**Records**
..............................
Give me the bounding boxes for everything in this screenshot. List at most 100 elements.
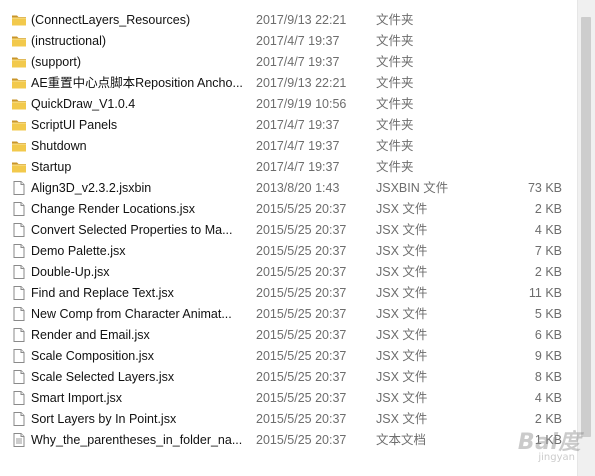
file-type: JSX 文件 [376,370,428,384]
file-name: (support) [31,55,82,69]
folder-row[interactable]: Startup 2017/4/7 19:37 文件夹 [0,157,578,178]
folder-row[interactable]: Shutdown 2017/4/7 19:37 文件夹 [0,136,578,157]
file-icon [11,222,27,238]
file-type: JSX 文件 [376,391,428,405]
date-modified: 2015/5/25 20:37 [256,370,347,384]
date-modified: 2015/5/25 20:37 [256,391,347,405]
file-size: 6 KB [534,328,562,342]
file-icon [11,348,27,364]
folder-icon [11,54,27,70]
folder-icon [11,12,27,28]
file-type: JSXBIN 文件 [376,181,449,195]
folder-row[interactable]: AE重置中心点脚本Reposition Ancho... 2017/9/13 22… [0,73,578,94]
file-name: New Comp from Character Animat... [31,307,232,321]
file-row[interactable]: Sort Layers by In Point.jsx 2015/5/25 20:… [0,409,578,430]
date-modified: 2017/4/7 19:37 [256,55,340,69]
file-row[interactable]: Change Render Locations.jsx 2015/5/25 20:… [0,199,578,220]
file-row[interactable]: Find and Replace Text.jsx 2015/5/25 20:37… [0,283,578,304]
file-type: JSX 文件 [376,286,428,300]
file-row[interactable]: Demo Palette.jsx 2015/5/25 20:37 JSX 文件 7 K… [0,241,578,262]
file-icon [11,264,27,280]
file-size: 9 KB [534,349,562,363]
date-modified: 2015/5/25 20:37 [256,202,347,216]
file-name: Scale Composition.jsx [31,349,154,363]
file-type: JSX 文件 [376,265,428,279]
date-modified: 2015/5/25 20:37 [256,265,347,279]
file-type: 文件夹 [376,160,414,174]
file-name: Smart Import.jsx [31,391,122,405]
date-modified: 2015/5/25 20:37 [256,349,347,363]
file-type: 文本文档 [376,433,427,447]
file-row[interactable]: Render and Email.jsx 2015/5/25 20:37 JSX 文… [0,325,578,346]
file-size: 73 KB [527,181,562,195]
date-modified: 2017/9/13 22:21 [256,13,347,27]
file-size: 2 KB [534,412,562,426]
file-row[interactable]: Scale Composition.jsx 2015/5/25 20:37 JSX … [0,346,578,367]
file-name: Demo Palette.jsx [31,244,126,258]
file-type: 文件夹 [376,76,414,90]
file-size: 1 KB [534,433,562,447]
file-icon [11,327,27,343]
file-row[interactable]: Scale Selected Layers.jsx 2015/5/25 20:37… [0,367,578,388]
file-name: QuickDraw_V1.0.4 [31,97,136,111]
file-row[interactable]: Why_the_parentheses_in_folder_na... 2015/… [0,430,578,451]
file-name: Sort Layers by In Point.jsx [31,412,177,426]
file-name: Align3D_v2.3.2.jsxbin [31,181,152,195]
date-modified: 2015/5/25 20:37 [256,244,347,258]
folder-row[interactable]: (ConnectLayers_Resources) 2017/9/13 22:21… [0,10,578,31]
file-row[interactable]: Double-Up.jsx 2015/5/25 20:37 JSX 文件 2 KB [0,262,578,283]
file-list: (ConnectLayers_Resources) 2017/9/13 22:21… [0,0,578,476]
file-name: Render and Email.jsx [31,328,150,342]
vertical-scrollbar[interactable] [577,0,595,476]
folder-row[interactable]: (instructional) 2017/4/7 19:37 文件夹 [0,31,578,52]
folder-icon [11,138,27,154]
file-name: Scale Selected Layers.jsx [31,370,175,384]
file-type: 文件夹 [376,139,414,153]
file-type: 文件夹 [376,13,414,27]
text-document-icon [11,432,27,448]
date-modified: 2017/4/7 19:37 [256,139,340,153]
folder-row[interactable]: (support) 2017/4/7 19:37 文件夹 [0,52,578,73]
file-icon [11,411,27,427]
folder-row[interactable]: QuickDraw_V1.0.4 2017/9/19 10:56 文件夹 [0,94,578,115]
file-type: JSX 文件 [376,244,428,258]
date-modified: 2015/5/25 20:37 [256,223,347,237]
file-type: JSX 文件 [376,202,428,216]
file-row[interactable]: Convert Selected Properties to Ma... 2015… [0,220,578,241]
file-row[interactable]: Align3D_v2.3.2.jsxbin 2013/8/20 1:43 JSXBI… [0,178,578,199]
file-size: 2 KB [534,265,562,279]
date-modified: 2015/5/25 20:37 [256,412,347,426]
date-modified: 2017/9/19 10:56 [256,97,347,111]
date-modified: 2013/8/20 1:43 [256,181,340,195]
file-size: 8 KB [534,370,562,384]
file-size: 7 KB [534,244,562,258]
date-modified: 2017/4/7 19:37 [256,160,340,174]
file-icon [11,369,27,385]
file-size: 4 KB [534,223,562,237]
folder-icon [11,117,27,133]
file-type: JSX 文件 [376,307,428,321]
date-modified: 2015/5/25 20:37 [256,307,347,321]
file-size: 5 KB [534,307,562,321]
scrollbar-thumb[interactable] [581,17,591,437]
folder-row[interactable]: ScriptUI Panels 2017/4/7 19:37 文件夹 [0,115,578,136]
date-modified: 2015/5/25 20:37 [256,433,347,447]
file-icon [11,201,27,217]
file-type: 文件夹 [376,34,414,48]
file-icon [11,306,27,322]
file-row[interactable]: New Comp from Character Animat... 2015/5/… [0,304,578,325]
file-name: Convert Selected Properties to Ma... [31,223,233,237]
file-name: Find and Replace Text.jsx [31,286,174,300]
file-name: Why_the_parentheses_in_folder_na... [31,433,243,447]
file-size: 11 KB [528,286,562,300]
file-size: 4 KB [534,391,562,405]
date-modified: 2015/5/25 20:37 [256,286,347,300]
folder-icon [11,75,27,91]
file-row[interactable]: Smart Import.jsx 2015/5/25 20:37 JSX 文件 4 K… [0,388,578,409]
file-name: Change Render Locations.jsx [31,202,195,216]
file-type: JSX 文件 [376,328,428,342]
file-type: JSX 文件 [376,223,428,237]
file-icon [11,180,27,196]
file-icon [11,243,27,259]
file-type: JSX 文件 [376,349,428,363]
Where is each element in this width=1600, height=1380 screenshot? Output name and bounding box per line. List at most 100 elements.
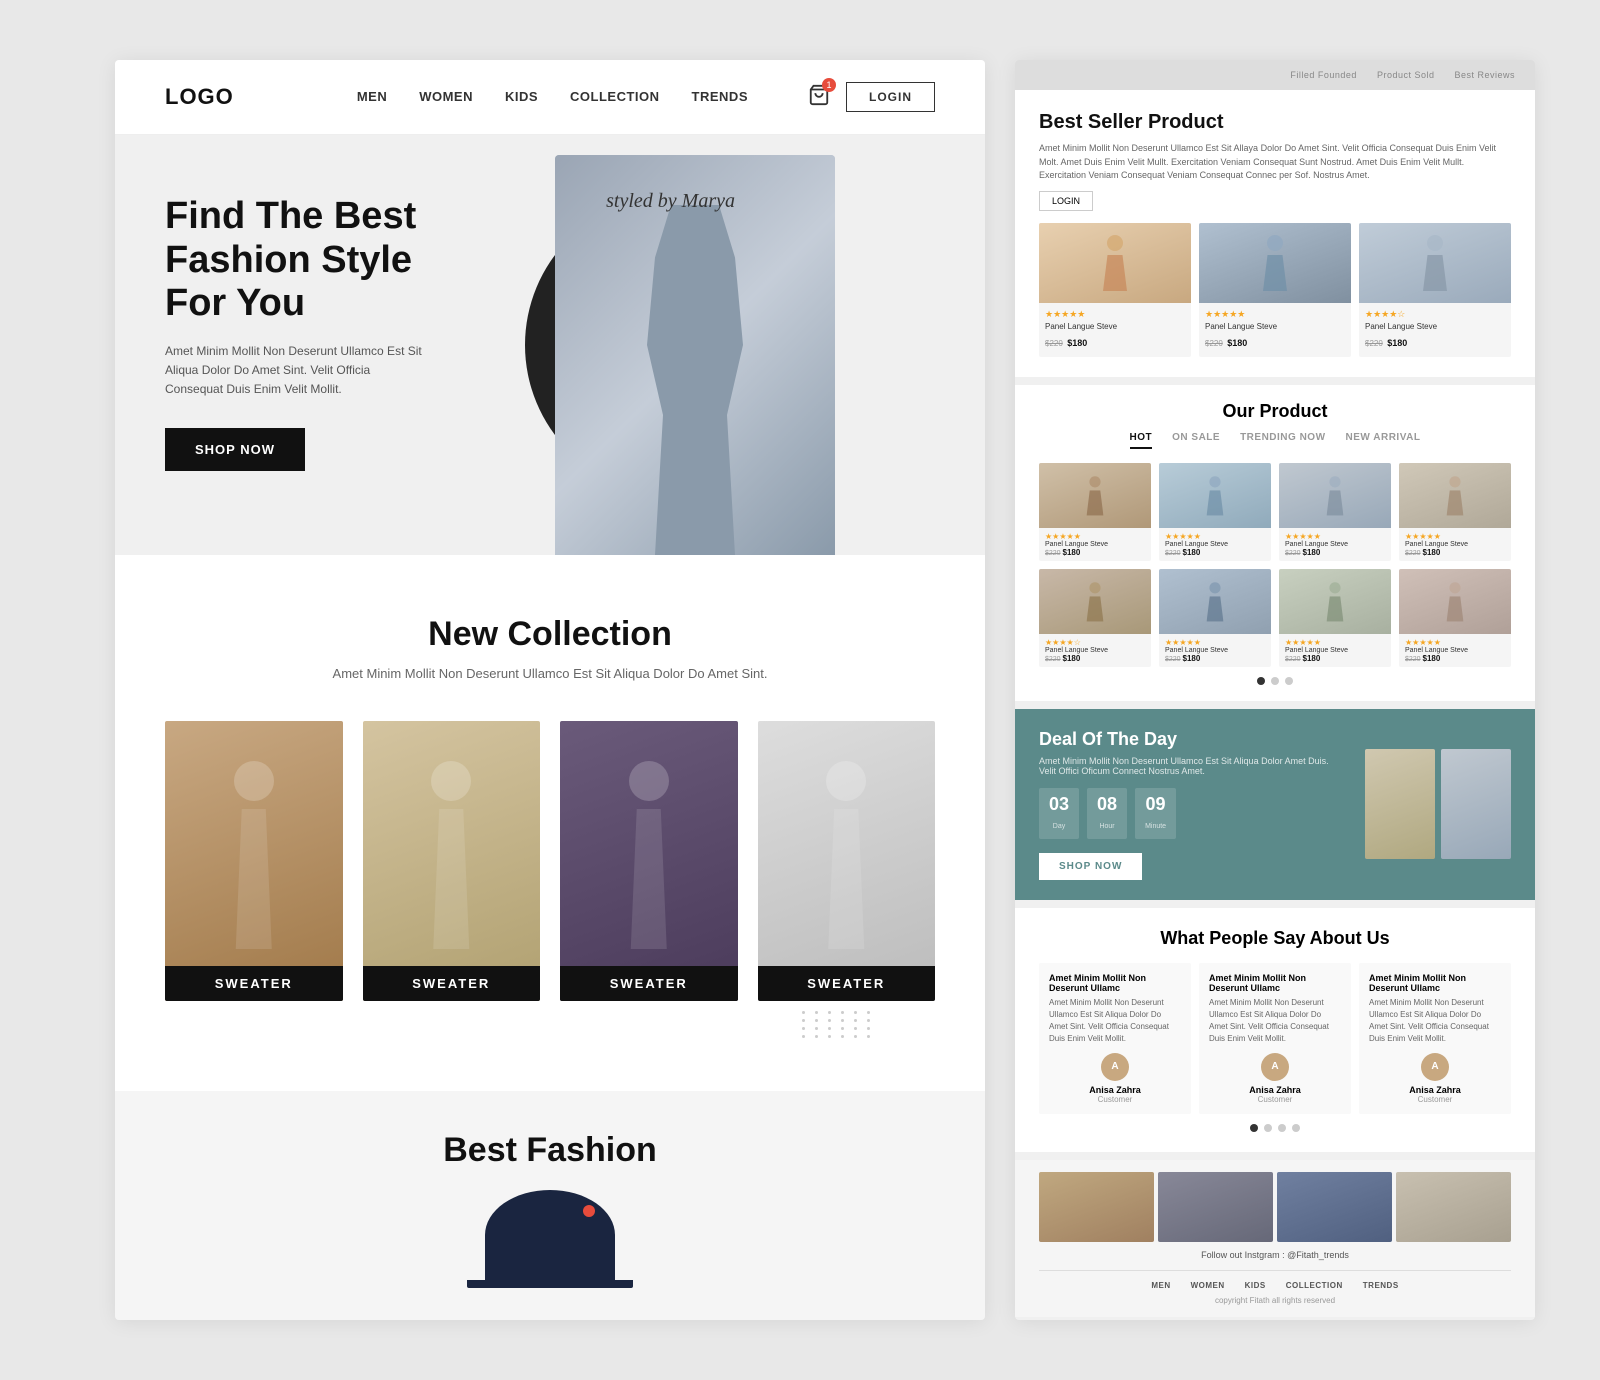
- op-item-8[interactable]: ★★★★★ Panel Langue Steve $220 $180: [1399, 569, 1511, 667]
- nav-actions: 1 LOGIN: [808, 82, 935, 112]
- best-seller-header: Best Seller Product Amet Minim Mollit No…: [1039, 110, 1511, 211]
- collection-item-1[interactable]: SWEATER: [165, 721, 343, 1001]
- bs-text-block: Best Seller Product Amet Minim Mollit No…: [1039, 110, 1511, 211]
- login-button[interactable]: LOGIN: [846, 82, 935, 112]
- op-item-2[interactable]: ★★★★★ Panel Langue Steve $220 $180: [1159, 463, 1271, 561]
- op-item-img-1: [1039, 463, 1151, 528]
- hero-subtitle: Amet Minim Mollit Non Deserunt Ullamco E…: [165, 342, 425, 400]
- tab-trending[interactable]: TRENDING NOW: [1240, 432, 1325, 449]
- cart-badge: 1: [822, 78, 836, 92]
- tab-on-sale[interactable]: ON SALE: [1172, 432, 1220, 449]
- op-item-1[interactable]: ★★★★★ Panel Langue Steve $220 $180: [1039, 463, 1151, 561]
- hero-model-figure: [555, 155, 835, 555]
- new-collection-subtitle: Amet Minim Mollit Non Deserunt Ullamco E…: [165, 666, 935, 681]
- bs-login-button[interactable]: LOGIN: [1039, 191, 1093, 211]
- op-item-4[interactable]: ★★★★★ Panel Langue Steve $220 $180: [1399, 463, 1511, 561]
- testimonial-dots: [1039, 1124, 1511, 1132]
- op-item-img-5: [1039, 569, 1151, 634]
- collection-label-2: SWEATER: [363, 966, 541, 1001]
- dot-2[interactable]: [1264, 1124, 1272, 1132]
- nav-men[interactable]: MEN: [357, 89, 387, 104]
- bs-product-2[interactable]: ★★★★★ Panel Langue Steve $220 $180: [1199, 223, 1351, 357]
- bs-product-img-2: [1199, 223, 1351, 303]
- hero-section: Find The Best Fashion Style For You Amet…: [115, 135, 985, 555]
- bs-product-1[interactable]: ★★★★★ Panel Langue Steve $220 $180: [1039, 223, 1191, 357]
- op-grid-row2: ★★★★☆ Panel Langue Steve $220 $180 ★★★★★…: [1039, 569, 1511, 667]
- nav-women[interactable]: WOMEN: [419, 89, 473, 104]
- insta-img-1[interactable]: [1039, 1172, 1154, 1242]
- best-fashion-section: Best Fashion: [115, 1091, 985, 1320]
- op-item-3[interactable]: ★★★★★ Panel Langue Steve $220 $180: [1279, 463, 1391, 561]
- insta-img-3[interactable]: [1277, 1172, 1392, 1242]
- dot-1[interactable]: [1250, 1124, 1258, 1132]
- tab-hot[interactable]: HOT: [1130, 432, 1153, 449]
- collection-item-4[interactable]: SWEATER: [758, 721, 936, 1001]
- insta-img-4[interactable]: [1396, 1172, 1511, 1242]
- op-item-5[interactable]: ★★★★☆ Panel Langue Steve $220 $180: [1039, 569, 1151, 667]
- collection-label-1: SWEATER: [165, 966, 343, 1001]
- our-product-section: Our Product HOT ON SALE TRENDING NOW NEW…: [1015, 385, 1535, 701]
- op-item-img-3: [1279, 463, 1391, 528]
- op-item-6[interactable]: ★★★★★ Panel Langue Steve $220 $180: [1159, 569, 1271, 667]
- footer-women[interactable]: WOMEN: [1191, 1281, 1225, 1290]
- testimonials-title: What People Say About Us: [1039, 928, 1511, 949]
- bs-product-img-3: [1359, 223, 1511, 303]
- collection-img-3: [560, 721, 738, 1001]
- op-item-img-2: [1159, 463, 1271, 528]
- testimonial-card-1: Amet Minim Mollit Non Deserunt Ullamc Am…: [1039, 963, 1191, 1114]
- testimonial-card-3: Amet Minim Mollit Non Deserunt Ullamc Am…: [1359, 963, 1511, 1114]
- dot-4[interactable]: [1292, 1124, 1300, 1132]
- footer-men[interactable]: MEN: [1151, 1281, 1170, 1290]
- footer-links: MEN WOMEN KIDS COLLECTION TRENDS: [1039, 1270, 1511, 1290]
- nav-kids[interactable]: KIDS: [505, 89, 538, 104]
- deal-img-1: [1365, 749, 1435, 859]
- preview-tag-2: Product Sold: [1377, 70, 1435, 80]
- op-item-img-4: [1399, 463, 1511, 528]
- op-item-7[interactable]: ★★★★★ Panel Langue Steve $220 $180: [1279, 569, 1391, 667]
- nav: LOGO MEN WOMEN KIDS COLLECTION TRENDS 1 …: [115, 60, 985, 135]
- deal-images: [1365, 749, 1511, 859]
- best-seller-title: Best Seller Product: [1039, 110, 1511, 134]
- footer-copyright: copyright Fitath all rights reserved: [1039, 1296, 1511, 1305]
- cart-icon[interactable]: 1: [808, 84, 830, 111]
- avatar-2: A: [1261, 1053, 1289, 1081]
- deal-img-2: [1441, 749, 1511, 859]
- collection-label-3: SWEATER: [560, 966, 738, 1001]
- collection-img-4: [758, 721, 936, 1001]
- collection-label-4: SWEATER: [758, 966, 936, 1001]
- timer-hour: 08 Hour: [1087, 788, 1127, 839]
- footer-kids[interactable]: KIDS: [1245, 1281, 1266, 1290]
- op-item-img-6: [1159, 569, 1271, 634]
- collection-img-2: [363, 721, 541, 1001]
- footer-trends[interactable]: TRENDS: [1363, 1281, 1399, 1290]
- hero-title: Find The Best Fashion Style For You: [165, 195, 445, 326]
- right-panel: Filled Founded Product Sold Best Reviews…: [1015, 60, 1535, 1320]
- avatar-1: A: [1101, 1053, 1129, 1081]
- our-product-title: Our Product: [1039, 401, 1511, 422]
- deal-shop-now-button[interactable]: SHOP NOW: [1039, 853, 1142, 880]
- collection-item-2[interactable]: SWEATER: [363, 721, 541, 1001]
- footer-collection[interactable]: COLLECTION: [1286, 1281, 1343, 1290]
- collection-item-3[interactable]: SWEATER: [560, 721, 738, 1001]
- deal-section: Deal Of The Day Amet Minim Mollit Non De…: [1015, 709, 1535, 900]
- new-collection-title: New Collection: [165, 615, 935, 654]
- tab-new-arrival[interactable]: NEW ARRIVAL: [1346, 432, 1421, 449]
- main-panel: LOGO MEN WOMEN KIDS COLLECTION TRENDS 1 …: [115, 60, 985, 1320]
- nav-collection[interactable]: COLLECTION: [570, 89, 660, 104]
- collection-img-1: [165, 721, 343, 1001]
- preview-tag-1: Filled Founded: [1290, 70, 1357, 80]
- testimonial-cards: Amet Minim Mollit Non Deserunt Ullamc Am…: [1039, 963, 1511, 1114]
- avatar-3: A: [1421, 1053, 1449, 1081]
- shop-now-button[interactable]: SHOP NOW: [165, 428, 305, 471]
- nav-trends[interactable]: TRENDS: [692, 89, 748, 104]
- dot-3[interactable]: [1278, 1124, 1286, 1132]
- right-top-preview: Filled Founded Product Sold Best Reviews: [1015, 60, 1535, 90]
- op-tabs: HOT ON SALE TRENDING NOW NEW ARRIVAL: [1039, 432, 1511, 449]
- bs-products: ★★★★★ Panel Langue Steve $220 $180 ★★★★★…: [1039, 223, 1511, 357]
- testimonial-card-2: Amet Minim Mollit Non Deserunt Ullamc Am…: [1199, 963, 1351, 1114]
- op-item-img-8: [1399, 569, 1511, 634]
- deal-desc: Amet Minim Mollit Non Deserunt Ullamco E…: [1039, 756, 1345, 776]
- hero-script: styled by Marya: [606, 190, 735, 213]
- insta-img-2[interactable]: [1158, 1172, 1273, 1242]
- bs-product-3[interactable]: ★★★★☆ Panel Langue Steve $220 $180: [1359, 223, 1511, 357]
..............................
Reproduce word for word the stretch of the data above, from the line containing "file-type: JSX 文件 [376,370,428,384]" through the line containing "folder-row[interactable]: AE重置中心点脚本Reposition Ancho...".

**Full output**
file-type: JSX 文件 [376,370,428,384]
file-name: (support) [31,55,82,69]
folder-row[interactable]: Startup 2017/4/7 19:37 文件夹 [0,157,578,178]
folder-row[interactable]: Shutdown 2017/4/7 19:37 文件夹 [0,136,578,157]
file-icon [11,222,27,238]
file-type: JSX 文件 [376,391,428,405]
date-modified: 2015/5/25 20:37 [256,370,347,384]
date-modified: 2015/5/25 20:37 [256,391,347,405]
file-size: 6 KB [534,328,562,342]
file-icon [11,348,27,364]
folder-icon [11,54,27,70]
folder-icon [11,12,27,28]
file-type: JSXBIN 文件 [376,181,449,195]
folder-row[interactable]: AE重置中心点脚本Reposition Ancho... 2017/9/13 22… [0,73,578,94]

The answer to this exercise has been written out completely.